Do this.
Retype each of the lines below without any changes.

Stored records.
━━━━
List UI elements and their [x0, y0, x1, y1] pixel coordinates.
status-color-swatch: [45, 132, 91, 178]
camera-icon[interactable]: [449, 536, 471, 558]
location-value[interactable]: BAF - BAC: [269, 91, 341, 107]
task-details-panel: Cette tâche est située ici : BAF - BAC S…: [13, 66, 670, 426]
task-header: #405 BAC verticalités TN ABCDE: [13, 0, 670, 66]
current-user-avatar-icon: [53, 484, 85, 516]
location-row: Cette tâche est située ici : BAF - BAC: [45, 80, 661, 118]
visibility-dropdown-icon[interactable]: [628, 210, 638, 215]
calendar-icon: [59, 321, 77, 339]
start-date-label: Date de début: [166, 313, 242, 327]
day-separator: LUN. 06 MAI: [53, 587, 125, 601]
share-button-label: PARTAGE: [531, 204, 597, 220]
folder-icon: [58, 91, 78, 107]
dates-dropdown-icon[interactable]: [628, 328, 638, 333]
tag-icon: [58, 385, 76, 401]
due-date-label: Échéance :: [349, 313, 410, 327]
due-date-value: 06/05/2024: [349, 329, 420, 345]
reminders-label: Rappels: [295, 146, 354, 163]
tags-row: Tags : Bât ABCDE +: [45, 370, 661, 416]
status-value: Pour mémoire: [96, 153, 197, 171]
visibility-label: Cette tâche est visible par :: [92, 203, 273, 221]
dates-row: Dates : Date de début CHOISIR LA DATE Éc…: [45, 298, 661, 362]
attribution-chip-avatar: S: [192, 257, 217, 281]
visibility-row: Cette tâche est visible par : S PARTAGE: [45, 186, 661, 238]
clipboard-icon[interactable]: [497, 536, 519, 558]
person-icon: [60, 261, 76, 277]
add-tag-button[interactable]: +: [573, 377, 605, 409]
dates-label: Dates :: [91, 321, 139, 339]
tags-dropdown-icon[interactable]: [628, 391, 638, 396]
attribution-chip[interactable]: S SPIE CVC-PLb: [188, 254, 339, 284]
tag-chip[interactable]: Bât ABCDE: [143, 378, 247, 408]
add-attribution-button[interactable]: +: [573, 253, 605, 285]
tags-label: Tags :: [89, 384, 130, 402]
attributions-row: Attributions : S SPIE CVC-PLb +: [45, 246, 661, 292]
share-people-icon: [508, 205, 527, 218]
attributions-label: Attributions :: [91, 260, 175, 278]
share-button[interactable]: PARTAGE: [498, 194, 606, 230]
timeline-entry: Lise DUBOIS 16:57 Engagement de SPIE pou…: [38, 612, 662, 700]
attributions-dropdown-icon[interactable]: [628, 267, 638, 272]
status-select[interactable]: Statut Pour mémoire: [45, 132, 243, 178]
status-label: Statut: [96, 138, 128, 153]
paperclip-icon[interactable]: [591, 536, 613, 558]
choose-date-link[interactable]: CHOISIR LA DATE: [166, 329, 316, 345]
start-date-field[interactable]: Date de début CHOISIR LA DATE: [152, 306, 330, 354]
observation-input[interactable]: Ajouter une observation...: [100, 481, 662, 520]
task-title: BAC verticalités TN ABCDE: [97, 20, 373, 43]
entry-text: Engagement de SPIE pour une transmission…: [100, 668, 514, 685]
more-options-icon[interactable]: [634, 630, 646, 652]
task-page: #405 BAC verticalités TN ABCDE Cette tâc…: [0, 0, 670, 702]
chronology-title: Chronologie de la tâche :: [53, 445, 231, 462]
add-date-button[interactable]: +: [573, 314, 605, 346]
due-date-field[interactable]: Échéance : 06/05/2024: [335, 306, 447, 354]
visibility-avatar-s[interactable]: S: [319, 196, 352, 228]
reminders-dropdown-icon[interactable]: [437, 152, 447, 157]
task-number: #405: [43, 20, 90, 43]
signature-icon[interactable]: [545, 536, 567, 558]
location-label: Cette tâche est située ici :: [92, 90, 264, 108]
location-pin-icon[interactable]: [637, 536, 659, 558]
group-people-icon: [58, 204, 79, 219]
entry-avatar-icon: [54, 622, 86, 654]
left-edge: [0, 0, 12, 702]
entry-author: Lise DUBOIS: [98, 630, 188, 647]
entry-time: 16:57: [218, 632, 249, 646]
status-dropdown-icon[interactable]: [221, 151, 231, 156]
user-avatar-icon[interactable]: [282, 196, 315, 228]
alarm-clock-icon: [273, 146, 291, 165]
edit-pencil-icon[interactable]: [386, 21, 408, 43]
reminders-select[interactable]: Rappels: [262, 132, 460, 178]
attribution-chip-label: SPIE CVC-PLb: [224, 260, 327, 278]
━━━━
Solution to this task.
List UI elements and their [x0, y0, x1, y1] pixel coordinates.
status-color-swatch: [45, 132, 91, 178]
camera-icon[interactable]: [449, 536, 471, 558]
location-value[interactable]: BAF - BAC: [269, 91, 341, 107]
task-details-panel: Cette tâche est située ici : BAF - BAC S…: [13, 66, 670, 426]
task-header: #405 BAC verticalités TN ABCDE: [13, 0, 670, 66]
current-user-avatar-icon: [53, 484, 85, 516]
location-row: Cette tâche est située ici : BAF - BAC: [45, 80, 661, 118]
visibility-dropdown-icon[interactable]: [628, 210, 638, 215]
calendar-icon: [59, 321, 77, 339]
start-date-label: Date de début: [166, 313, 242, 327]
day-separator: LUN. 06 MAI: [53, 587, 125, 601]
share-button-label: PARTAGE: [531, 204, 597, 220]
folder-icon: [58, 91, 78, 107]
dates-dropdown-icon[interactable]: [628, 328, 638, 333]
tag-icon: [58, 385, 76, 401]
due-date-label: Échéance :: [349, 313, 410, 327]
due-date-value: 06/05/2024: [349, 329, 420, 345]
reminders-label: Rappels: [295, 146, 354, 163]
tags-row: Tags : Bât ABCDE +: [45, 370, 661, 416]
status-value: Pour mémoire: [96, 153, 197, 171]
visibility-label: Cette tâche est visible par :: [92, 203, 273, 221]
dates-row: Dates : Date de début CHOISIR LA DATE Éc…: [45, 298, 661, 362]
attribution-chip-avatar: S: [192, 257, 217, 281]
visibility-row: Cette tâche est visible par : S PARTAGE: [45, 186, 661, 238]
clipboard-icon[interactable]: [497, 536, 519, 558]
person-icon: [60, 261, 76, 277]
add-tag-button[interactable]: +: [573, 377, 605, 409]
dates-label: Dates :: [91, 321, 139, 339]
tags-dropdown-icon[interactable]: [628, 391, 638, 396]
attribution-chip[interactable]: S SPIE CVC-PLb: [188, 254, 339, 284]
tag-chip[interactable]: Bât ABCDE: [143, 378, 247, 408]
add-attribution-button[interactable]: +: [573, 253, 605, 285]
tags-label: Tags :: [89, 384, 130, 402]
attributions-row: Attributions : S SPIE CVC-PLb +: [45, 246, 661, 292]
share-people-icon: [508, 205, 527, 218]
attributions-label: Attributions :: [91, 260, 175, 278]
share-button[interactable]: PARTAGE: [498, 194, 606, 230]
timeline-entry: Lise DUBOIS 16:57 Engagement de SPIE pou…: [38, 612, 662, 700]
attributions-dropdown-icon[interactable]: [628, 267, 638, 272]
status-select[interactable]: Statut Pour mémoire: [45, 132, 243, 178]
status-label: Statut: [96, 138, 128, 153]
paperclip-icon[interactable]: [591, 536, 613, 558]
choose-date-link[interactable]: CHOISIR LA DATE: [166, 329, 316, 345]
start-date-field[interactable]: Date de début CHOISIR LA DATE: [152, 306, 330, 354]
observation-input[interactable]: Ajouter une observation...: [100, 481, 662, 520]
task-title: BAC verticalités TN ABCDE: [97, 20, 373, 43]
entry-text: Engagement de SPIE pour une transmission…: [100, 668, 514, 685]
more-options-icon[interactable]: [634, 630, 646, 652]
task-page: #405 BAC verticalités TN ABCDE Cette tâc…: [0, 0, 670, 702]
chronology-title: Chronologie de la tâche :: [53, 445, 231, 462]
add-date-button[interactable]: +: [573, 314, 605, 346]
due-date-field[interactable]: Échéance : 06/05/2024: [335, 306, 447, 354]
visibility-avatar-s[interactable]: S: [319, 196, 352, 228]
reminders-dropdown-icon[interactable]: [437, 152, 447, 157]
task-number: #405: [43, 20, 90, 43]
signature-icon[interactable]: [545, 536, 567, 558]
location-label: Cette tâche est située ici :: [92, 90, 264, 108]
location-pin-icon[interactable]: [637, 536, 659, 558]
group-people-icon: [58, 204, 79, 219]
entry-avatar-icon: [54, 622, 86, 654]
left-edge: [0, 0, 12, 702]
entry-author: Lise DUBOIS: [98, 630, 188, 647]
entry-time: 16:57: [218, 632, 249, 646]
status-dropdown-icon[interactable]: [221, 151, 231, 156]
user-avatar-icon[interactable]: [282, 196, 315, 228]
alarm-clock-icon: [273, 146, 291, 165]
edit-pencil-icon[interactable]: [386, 21, 408, 43]
reminders-select[interactable]: Rappels: [262, 132, 460, 178]
attribution-chip-label: SPIE CVC-PLb: [224, 260, 327, 278]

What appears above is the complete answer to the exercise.